Say how many lines hold the string "score"; please write nothing but the number.

▬▬▬▬▬▬

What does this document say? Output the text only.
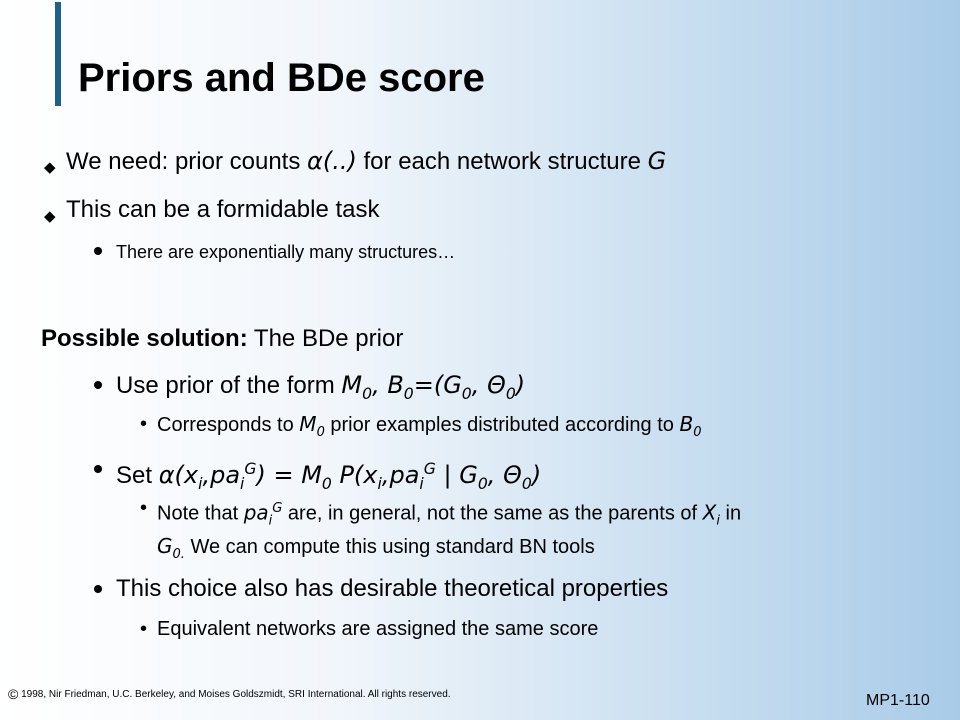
Priors and BDe score
◆ We need: prior counts α(..) for each network structure G
◆ This can be a formidable task
There are exponentially many structures…
Possible solution: The BDe prior
Use prior of the form $M_0$, $B_0=(G_0$, $\Theta_0$)
• Corresponds to $M_0$ prior examples distributed according to $B_0$
Set $\alpha(x_i,pa_i^G) = M_0$ $P(x_i,pa_i^G$ | $G_0$, $\Theta_0$)
• Note that $pa_i^G$ are, in general, not the same as the parents of $X_i$ in
$G_{0.}$ We can compute this using standard BN tools
This choice also has desirable theoretical properties
• Equivalent networks are assigned the same score
© 1998, Nir Friedman, U.C. Berkeley, and Moises Goldszmidt, SRI International. All rights reserved.	MP1-110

▬▬▬▬▬▬

* [Problem solution]: 2